Task objective: Images embedded in the records are excluded; print everything else exactly as given.

Provided data:

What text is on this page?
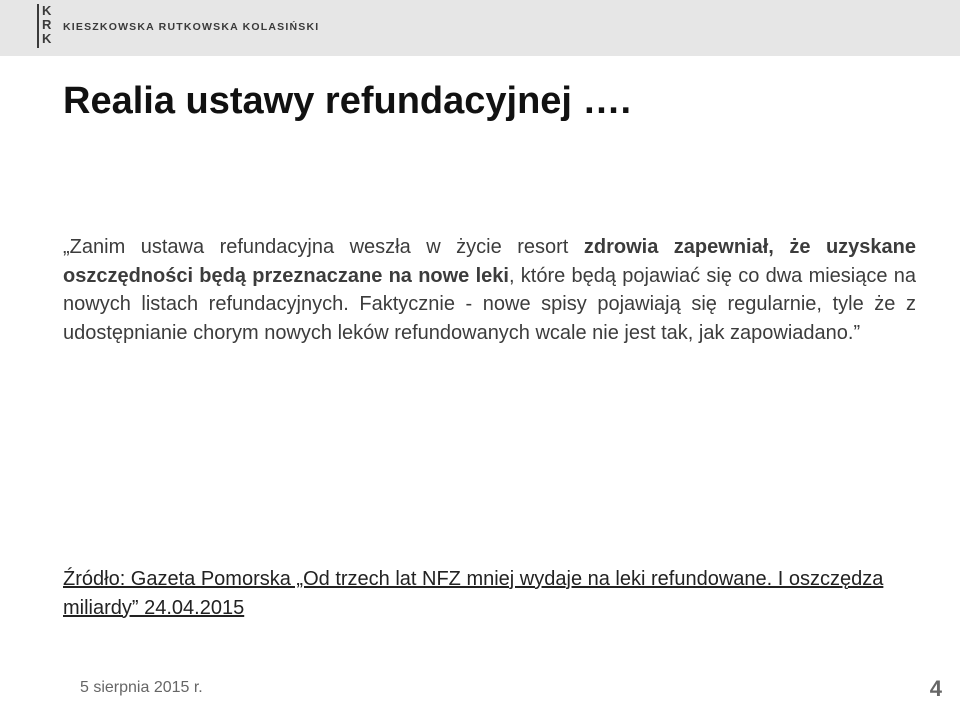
K
R
K
KIESZKOWSKA RUTKOWSKA KOLASIŃSKI
Realia ustawy refundacyjnej ….

„Zanim ustawa refundacyjna weszła w życie resort zdrowia zapewniał, że uzyskane oszczędności będą przeznaczane na nowe leki, które będą pojawiać się co dwa miesiące na nowych listach refundacyjnych. Faktycznie - nowe spisy pojawiają się regularnie, tyle że z udostępnianie chorym nowych leków refundowanych wcale nie jest tak, jak zapowiadano.”

Źródło: Gazeta Pomorska „Od trzech lat NFZ mniej wydaje na leki refundowane. I oszczędza miliardy” 24.04.2015

5 sierpnia 2015 r.	4
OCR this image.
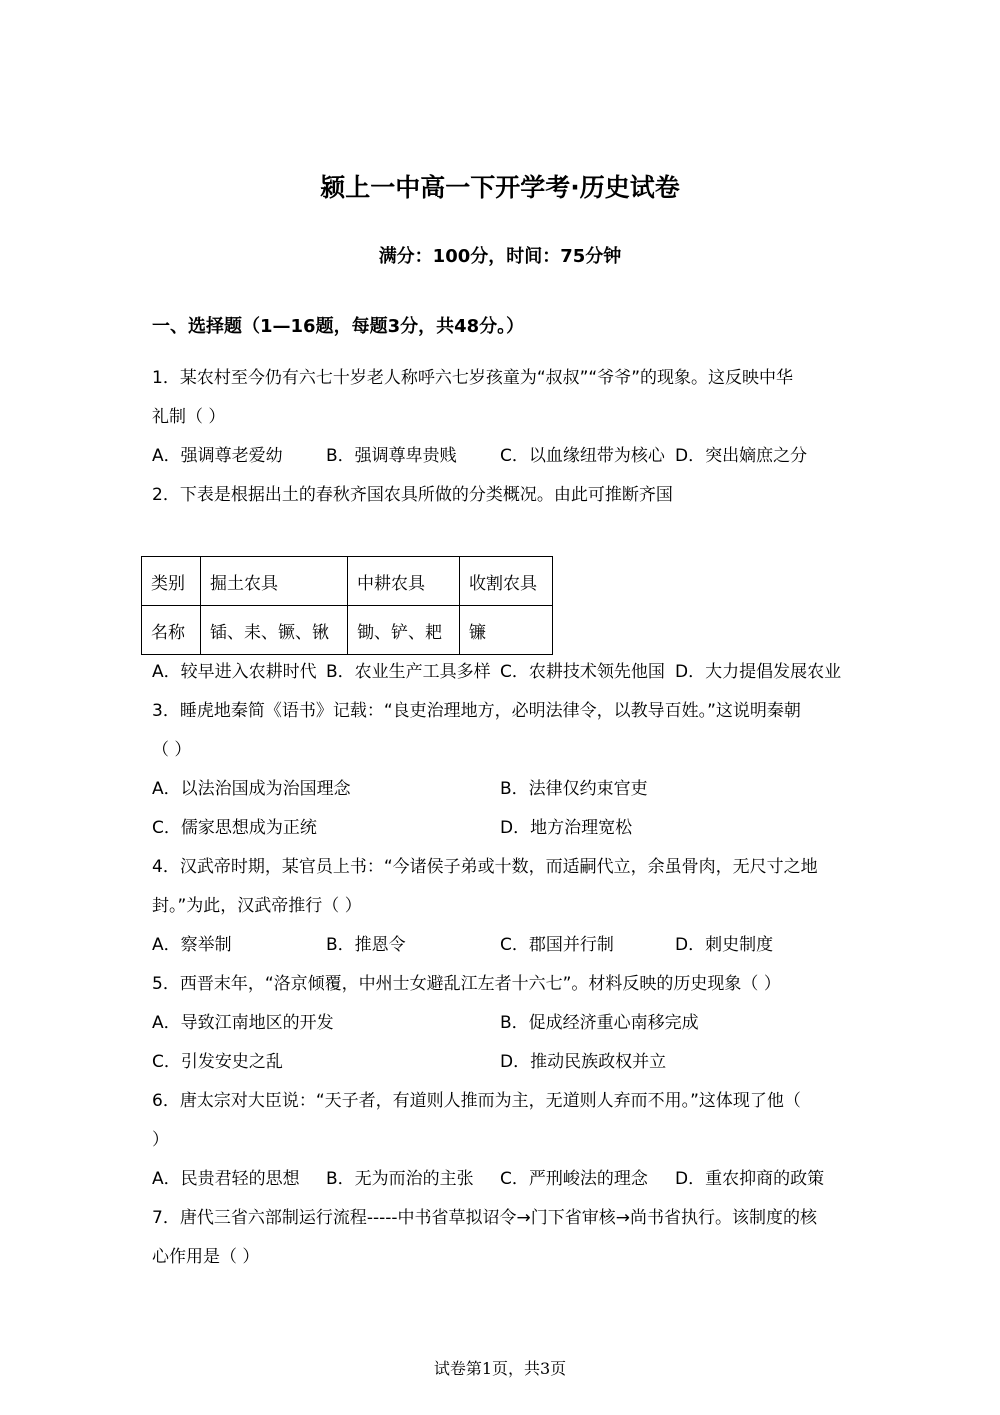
颍上一中高一下开学考·历史试卷
满分：100分，时间：75分钟
一、选择题（1—16题，每题3分，共48分。）
1．某农村至今仍有六七十岁老人称呼六七岁孩童为“叔叔”“爷爷”的现象。这反映中华
礼制（ ）
A．强调尊老爱幼	B．强调尊卑贵贱	C．以血缘纽带为核心 D．突出嫡庶之分
2．下表是根据出土的春秋齐国农具所做的分类概况。由此可推断齐国
类别	掘土农具	中耕农具	收割农具
名称	锸、耒、镢、锹	锄、铲、耙	镰
A．较早进入农耕时代 B．农业生产工具多样 C．农耕技术领先他国 D．大力提倡发展农业
3．睡虎地秦简《语书》记载：“良吏治理地方，必明法律令，以教导百姓。”这说明秦朝
（ ）
A．以法治国成为治国理念	B．法律仅约束官吏
C．儒家思想成为正统	D．地方治理宽松
4．汉武帝时期，某官员上书：“今诸侯子弟或十数，而适嗣代立，余虽骨肉，无尺寸之地
封。”为此，汉武帝推行（ ）
A．察举制	B．推恩令	C．郡国并行制	D．刺史制度
5．西晋末年，“洛京倾覆，中州士女避乱江左者十六七”。材料反映的历史现象（ ）
A．导致江南地区的开发	B．促成经济重心南移完成
C．引发安史之乱	D．推动民族政权并立
6．唐太宗对大臣说：“天子者，有道则人推而为主，无道则人弃而不用。”这体现了他（
）
A．民贵君轻的思想 B．无为而治的主张 C．严刑峻法的理念 D．重农抑商的政策
7．唐代三省六部制运行流程-----中书省草拟诏令→门下省审核→尚书省执行。该制度的核
心作用是（ ）
试卷第1页，共3页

Full response:
What text is on this page?
K
R
K
KIESZKOWSKA RUTKOWSKA KOLASIŃSKI
Realia ustawy refundacyjnej ….

„Zanim ustawa refundacyjna weszła w życie resort zdrowia zapewniał, że uzyskane oszczędności będą przeznaczane na nowe leki, które będą pojawiać się co dwa miesiące na nowych listach refundacyjnych. Faktycznie - nowe spisy pojawiają się regularnie, tyle że z udostępnianie chorym nowych leków refundowanych wcale nie jest tak, jak zapowiadano.”

Źródło: Gazeta Pomorska „Od trzech lat NFZ mniej wydaje na leki refundowane. I oszczędza miliardy” 24.04.2015

5 sierpnia 2015 r.	4
OCR this image.
颍上一中高一下开学考·历史试卷
满分：100分，时间：75分钟
一、选择题（1—16题，每题3分，共48分。）
1．某农村至今仍有六七十岁老人称呼六七岁孩童为“叔叔”“爷爷”的现象。这反映中华
礼制（ ）
A．强调尊老爱幼	B．强调尊卑贵贱	C．以血缘纽带为核心 D．突出嫡庶之分
2．下表是根据出土的春秋齐国农具所做的分类概况。由此可推断齐国
类别	掘土农具	中耕农具	收割农具
名称	锸、耒、镢、锹	锄、铲、耙	镰
A．较早进入农耕时代 B．农业生产工具多样 C．农耕技术领先他国 D．大力提倡发展农业
3．睡虎地秦简《语书》记载：“良吏治理地方，必明法律令，以教导百姓。”这说明秦朝
（ ）
A．以法治国成为治国理念	B．法律仅约束官吏
C．儒家思想成为正统	D．地方治理宽松
4．汉武帝时期，某官员上书：“今诸侯子弟或十数，而适嗣代立，余虽骨肉，无尺寸之地
封。”为此，汉武帝推行（ ）
A．察举制	B．推恩令	C．郡国并行制	D．刺史制度
5．西晋末年，“洛京倾覆，中州士女避乱江左者十六七”。材料反映的历史现象（ ）
A．导致江南地区的开发	B．促成经济重心南移完成
C．引发安史之乱	D．推动民族政权并立
6．唐太宗对大臣说：“天子者，有道则人推而为主，无道则人弃而不用。”这体现了他（
）
A．民贵君轻的思想 B．无为而治的主张 C．严刑峻法的理念 D．重农抑商的政策
7．唐代三省六部制运行流程-----中书省草拟诏令→门下省审核→尚书省执行。该制度的核
心作用是（ ）
试卷第1页，共3页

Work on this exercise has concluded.